# Task to complete
The records that follow are to be transcribed in full, without their images.

Dataset rows about figures
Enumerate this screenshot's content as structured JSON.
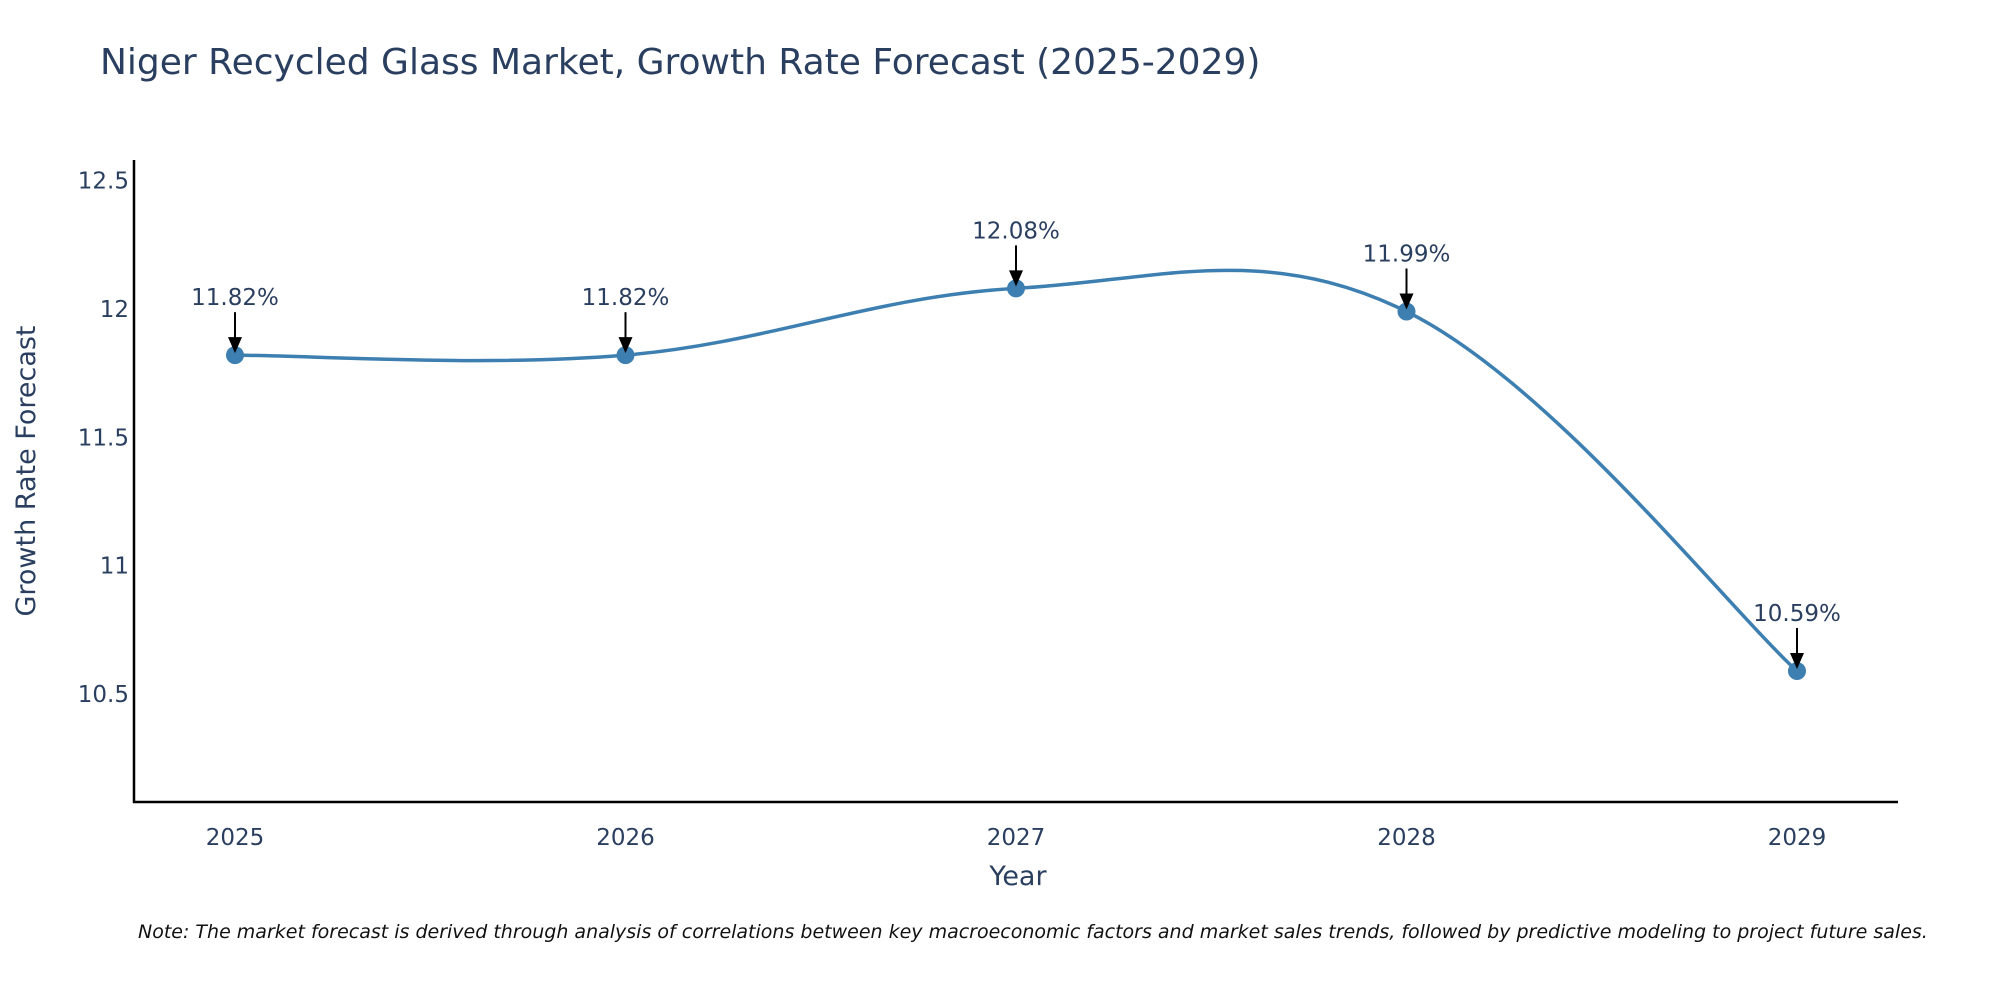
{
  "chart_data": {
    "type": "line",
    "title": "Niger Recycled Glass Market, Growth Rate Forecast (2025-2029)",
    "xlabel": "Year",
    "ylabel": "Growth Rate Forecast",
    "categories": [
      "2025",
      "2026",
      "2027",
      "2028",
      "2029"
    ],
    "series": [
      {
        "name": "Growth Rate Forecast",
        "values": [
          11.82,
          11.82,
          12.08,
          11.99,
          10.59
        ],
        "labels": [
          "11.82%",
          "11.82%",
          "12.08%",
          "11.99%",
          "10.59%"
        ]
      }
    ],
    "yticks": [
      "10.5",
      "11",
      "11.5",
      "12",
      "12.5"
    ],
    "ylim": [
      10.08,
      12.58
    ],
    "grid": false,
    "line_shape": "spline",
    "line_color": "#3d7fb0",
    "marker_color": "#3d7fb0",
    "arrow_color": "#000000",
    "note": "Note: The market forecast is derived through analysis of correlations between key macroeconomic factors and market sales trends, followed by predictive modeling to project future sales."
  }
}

# Exercise answer
Enumerate this screenshot's content as structured JSON.
{
  "chart_data": {
    "type": "line",
    "title": "Niger Recycled Glass Market, Growth Rate Forecast (2025-2029)",
    "xlabel": "Year",
    "ylabel": "Growth Rate Forecast",
    "categories": [
      "2025",
      "2026",
      "2027",
      "2028",
      "2029"
    ],
    "series": [
      {
        "name": "Growth Rate Forecast",
        "values": [
          11.82,
          11.82,
          12.08,
          11.99,
          10.59
        ],
        "labels": [
          "11.82%",
          "11.82%",
          "12.08%",
          "11.99%",
          "10.59%"
        ]
      }
    ],
    "yticks": [
      "10.5",
      "11",
      "11.5",
      "12",
      "12.5"
    ],
    "ylim": [
      10.08,
      12.58
    ],
    "grid": false,
    "line_shape": "spline",
    "line_color": "#3d7fb0",
    "marker_color": "#3d7fb0",
    "arrow_color": "#000000",
    "note": "Note: The market forecast is derived through analysis of correlations between key macroeconomic factors and market sales trends, followed by predictive modeling to project future sales."
  }
}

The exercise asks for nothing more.